** start Given data **

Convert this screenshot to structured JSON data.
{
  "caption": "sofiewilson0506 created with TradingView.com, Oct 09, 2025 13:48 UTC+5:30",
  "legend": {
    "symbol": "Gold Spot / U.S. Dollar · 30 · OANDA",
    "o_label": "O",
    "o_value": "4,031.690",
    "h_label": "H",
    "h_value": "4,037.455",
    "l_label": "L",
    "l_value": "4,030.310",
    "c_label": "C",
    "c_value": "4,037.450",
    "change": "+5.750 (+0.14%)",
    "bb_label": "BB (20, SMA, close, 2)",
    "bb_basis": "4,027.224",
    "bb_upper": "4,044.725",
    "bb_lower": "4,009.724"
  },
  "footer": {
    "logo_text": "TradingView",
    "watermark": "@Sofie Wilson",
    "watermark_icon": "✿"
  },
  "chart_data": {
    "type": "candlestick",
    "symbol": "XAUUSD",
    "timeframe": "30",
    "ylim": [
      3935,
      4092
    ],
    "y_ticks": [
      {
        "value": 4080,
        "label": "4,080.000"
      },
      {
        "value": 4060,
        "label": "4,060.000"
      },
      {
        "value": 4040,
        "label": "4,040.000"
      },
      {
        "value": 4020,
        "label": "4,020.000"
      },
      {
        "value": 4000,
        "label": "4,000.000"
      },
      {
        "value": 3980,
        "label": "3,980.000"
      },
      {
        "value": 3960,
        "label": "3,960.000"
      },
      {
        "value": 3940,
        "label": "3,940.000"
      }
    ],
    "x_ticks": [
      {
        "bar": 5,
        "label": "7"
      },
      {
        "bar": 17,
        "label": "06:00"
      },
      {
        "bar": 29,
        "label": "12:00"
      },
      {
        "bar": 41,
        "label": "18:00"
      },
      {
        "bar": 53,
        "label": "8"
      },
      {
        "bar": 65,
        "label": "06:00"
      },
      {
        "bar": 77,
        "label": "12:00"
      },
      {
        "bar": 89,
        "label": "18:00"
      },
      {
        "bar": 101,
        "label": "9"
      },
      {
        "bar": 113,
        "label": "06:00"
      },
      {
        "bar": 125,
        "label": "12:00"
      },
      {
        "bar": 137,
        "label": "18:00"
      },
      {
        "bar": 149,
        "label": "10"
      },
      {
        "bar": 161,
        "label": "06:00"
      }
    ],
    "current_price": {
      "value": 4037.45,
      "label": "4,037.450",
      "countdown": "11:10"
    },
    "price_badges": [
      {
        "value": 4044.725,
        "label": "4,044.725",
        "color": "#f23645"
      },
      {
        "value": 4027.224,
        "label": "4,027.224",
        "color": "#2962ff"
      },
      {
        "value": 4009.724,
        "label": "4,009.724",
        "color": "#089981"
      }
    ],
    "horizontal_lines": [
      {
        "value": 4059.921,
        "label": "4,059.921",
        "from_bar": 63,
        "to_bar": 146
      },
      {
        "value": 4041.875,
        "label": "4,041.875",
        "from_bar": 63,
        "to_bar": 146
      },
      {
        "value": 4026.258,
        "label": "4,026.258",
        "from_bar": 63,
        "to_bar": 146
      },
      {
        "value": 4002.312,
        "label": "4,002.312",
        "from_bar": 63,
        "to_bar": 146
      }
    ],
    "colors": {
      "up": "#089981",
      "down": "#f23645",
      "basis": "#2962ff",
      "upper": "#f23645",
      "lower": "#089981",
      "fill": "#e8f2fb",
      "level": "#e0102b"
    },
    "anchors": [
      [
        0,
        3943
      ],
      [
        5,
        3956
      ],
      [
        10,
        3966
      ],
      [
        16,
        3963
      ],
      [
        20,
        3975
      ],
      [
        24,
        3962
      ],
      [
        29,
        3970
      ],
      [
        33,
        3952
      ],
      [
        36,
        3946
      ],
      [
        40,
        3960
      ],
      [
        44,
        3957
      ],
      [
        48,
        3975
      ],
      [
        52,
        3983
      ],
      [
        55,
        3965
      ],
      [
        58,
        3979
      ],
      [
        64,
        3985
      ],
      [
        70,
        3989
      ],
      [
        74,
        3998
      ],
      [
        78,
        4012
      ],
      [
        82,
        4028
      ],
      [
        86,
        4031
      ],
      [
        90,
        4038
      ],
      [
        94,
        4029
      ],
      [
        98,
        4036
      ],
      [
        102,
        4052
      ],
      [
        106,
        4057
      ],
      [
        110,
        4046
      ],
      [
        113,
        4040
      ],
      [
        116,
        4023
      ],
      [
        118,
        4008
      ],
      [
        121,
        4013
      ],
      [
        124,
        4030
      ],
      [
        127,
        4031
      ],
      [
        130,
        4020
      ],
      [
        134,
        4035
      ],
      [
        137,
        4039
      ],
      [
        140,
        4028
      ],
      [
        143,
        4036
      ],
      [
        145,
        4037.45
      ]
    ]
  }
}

** end Given data **

:: Stated problem ::
Retype the entries one by one, exactly.

:: Response for this exercise ::
Convert this screenshot to structured JSON data.
{
  "caption": "sofiewilson0506 created with TradingView.com, Oct 09, 2025 13:48 UTC+5:30",
  "legend": {
    "symbol": "Gold Spot / U.S. Dollar · 30 · OANDA",
    "o_label": "O",
    "o_value": "4,031.690",
    "h_label": "H",
    "h_value": "4,037.455",
    "l_label": "L",
    "l_value": "4,030.310",
    "c_label": "C",
    "c_value": "4,037.450",
    "change": "+5.750 (+0.14%)",
    "bb_label": "BB (20, SMA, close, 2)",
    "bb_basis": "4,027.224",
    "bb_upper": "4,044.725",
    "bb_lower": "4,009.724"
  },
  "footer": {
    "logo_text": "TradingView",
    "watermark": "@Sofie Wilson",
    "watermark_icon": "✿"
  },
  "chart_data": {
    "type": "candlestick",
    "symbol": "XAUUSD",
    "timeframe": "30",
    "ylim": [
      3935,
      4092
    ],
    "y_ticks": [
      {
        "value": 4080,
        "label": "4,080.000"
      },
      {
        "value": 4060,
        "label": "4,060.000"
      },
      {
        "value": 4040,
        "label": "4,040.000"
      },
      {
        "value": 4020,
        "label": "4,020.000"
      },
      {
        "value": 4000,
        "label": "4,000.000"
      },
      {
        "value": 3980,
        "label": "3,980.000"
      },
      {
        "value": 3960,
        "label": "3,960.000"
      },
      {
        "value": 3940,
        "label": "3,940.000"
      }
    ],
    "x_ticks": [
      {
        "bar": 5,
        "label": "7"
      },
      {
        "bar": 17,
        "label": "06:00"
      },
      {
        "bar": 29,
        "label": "12:00"
      },
      {
        "bar": 41,
        "label": "18:00"
      },
      {
        "bar": 53,
        "label": "8"
      },
      {
        "bar": 65,
        "label": "06:00"
      },
      {
        "bar": 77,
        "label": "12:00"
      },
      {
        "bar": 89,
        "label": "18:00"
      },
      {
        "bar": 101,
        "label": "9"
      },
      {
        "bar": 113,
        "label": "06:00"
      },
      {
        "bar": 125,
        "label": "12:00"
      },
      {
        "bar": 137,
        "label": "18:00"
      },
      {
        "bar": 149,
        "label": "10"
      },
      {
        "bar": 161,
        "label": "06:00"
      }
    ],
    "current_price": {
      "value": 4037.45,
      "label": "4,037.450",
      "countdown": "11:10"
    },
    "price_badges": [
      {
        "value": 4044.725,
        "label": "4,044.725",
        "color": "#f23645"
      },
      {
        "value": 4027.224,
        "label": "4,027.224",
        "color": "#2962ff"
      },
      {
        "value": 4009.724,
        "label": "4,009.724",
        "color": "#089981"
      }
    ],
    "horizontal_lines": [
      {
        "value": 4059.921,
        "label": "4,059.921",
        "from_bar": 63,
        "to_bar": 146
      },
      {
        "value": 4041.875,
        "label": "4,041.875",
        "from_bar": 63,
        "to_bar": 146
      },
      {
        "value": 4026.258,
        "label": "4,026.258",
        "from_bar": 63,
        "to_bar": 146
      },
      {
        "value": 4002.312,
        "label": "4,002.312",
        "from_bar": 63,
        "to_bar": 146
      }
    ],
    "colors": {
      "up": "#089981",
      "down": "#f23645",
      "basis": "#2962ff",
      "upper": "#f23645",
      "lower": "#089981",
      "fill": "#e8f2fb",
      "level": "#e0102b"
    },
    "anchors": [
      [
        0,
        3943
      ],
      [
        5,
        3956
      ],
      [
        10,
        3966
      ],
      [
        16,
        3963
      ],
      [
        20,
        3975
      ],
      [
        24,
        3962
      ],
      [
        29,
        3970
      ],
      [
        33,
        3952
      ],
      [
        36,
        3946
      ],
      [
        40,
        3960
      ],
      [
        44,
        3957
      ],
      [
        48,
        3975
      ],
      [
        52,
        3983
      ],
      [
        55,
        3965
      ],
      [
        58,
        3979
      ],
      [
        64,
        3985
      ],
      [
        70,
        3989
      ],
      [
        74,
        3998
      ],
      [
        78,
        4012
      ],
      [
        82,
        4028
      ],
      [
        86,
        4031
      ],
      [
        90,
        4038
      ],
      [
        94,
        4029
      ],
      [
        98,
        4036
      ],
      [
        102,
        4052
      ],
      [
        106,
        4057
      ],
      [
        110,
        4046
      ],
      [
        113,
        4040
      ],
      [
        116,
        4023
      ],
      [
        118,
        4008
      ],
      [
        121,
        4013
      ],
      [
        124,
        4030
      ],
      [
        127,
        4031
      ],
      [
        130,
        4020
      ],
      [
        134,
        4035
      ],
      [
        137,
        4039
      ],
      [
        140,
        4028
      ],
      [
        143,
        4036
      ],
      [
        145,
        4037.45
      ]
    ]
  }
}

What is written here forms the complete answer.